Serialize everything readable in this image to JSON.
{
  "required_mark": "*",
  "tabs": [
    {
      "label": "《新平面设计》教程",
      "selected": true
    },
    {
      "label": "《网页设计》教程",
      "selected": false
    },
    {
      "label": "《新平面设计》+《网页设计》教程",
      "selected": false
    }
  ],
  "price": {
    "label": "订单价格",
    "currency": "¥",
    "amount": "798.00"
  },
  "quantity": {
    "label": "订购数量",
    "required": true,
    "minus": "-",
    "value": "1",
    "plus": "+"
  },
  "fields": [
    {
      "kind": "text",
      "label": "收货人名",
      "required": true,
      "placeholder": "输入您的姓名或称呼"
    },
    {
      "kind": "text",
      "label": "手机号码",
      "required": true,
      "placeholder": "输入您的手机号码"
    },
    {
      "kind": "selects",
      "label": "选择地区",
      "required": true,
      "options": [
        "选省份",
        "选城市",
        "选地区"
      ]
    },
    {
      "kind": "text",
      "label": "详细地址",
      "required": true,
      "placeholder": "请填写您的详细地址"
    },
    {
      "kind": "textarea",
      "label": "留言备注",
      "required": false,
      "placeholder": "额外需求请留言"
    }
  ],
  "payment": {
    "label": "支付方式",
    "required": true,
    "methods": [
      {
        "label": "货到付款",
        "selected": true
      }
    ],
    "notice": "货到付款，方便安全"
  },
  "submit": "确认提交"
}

━━━━━━━━━━━━━━━━

Given problem:
Find the lines containing "placeholder" and pull them out.

Solution to this exercise:
      "placeholder": "输入您的姓名或称呼"
      "placeholder": "输入您的手机号码"
      "placeholder": "请填写您的详细地址"
      "placeholder": "额外需求请留言"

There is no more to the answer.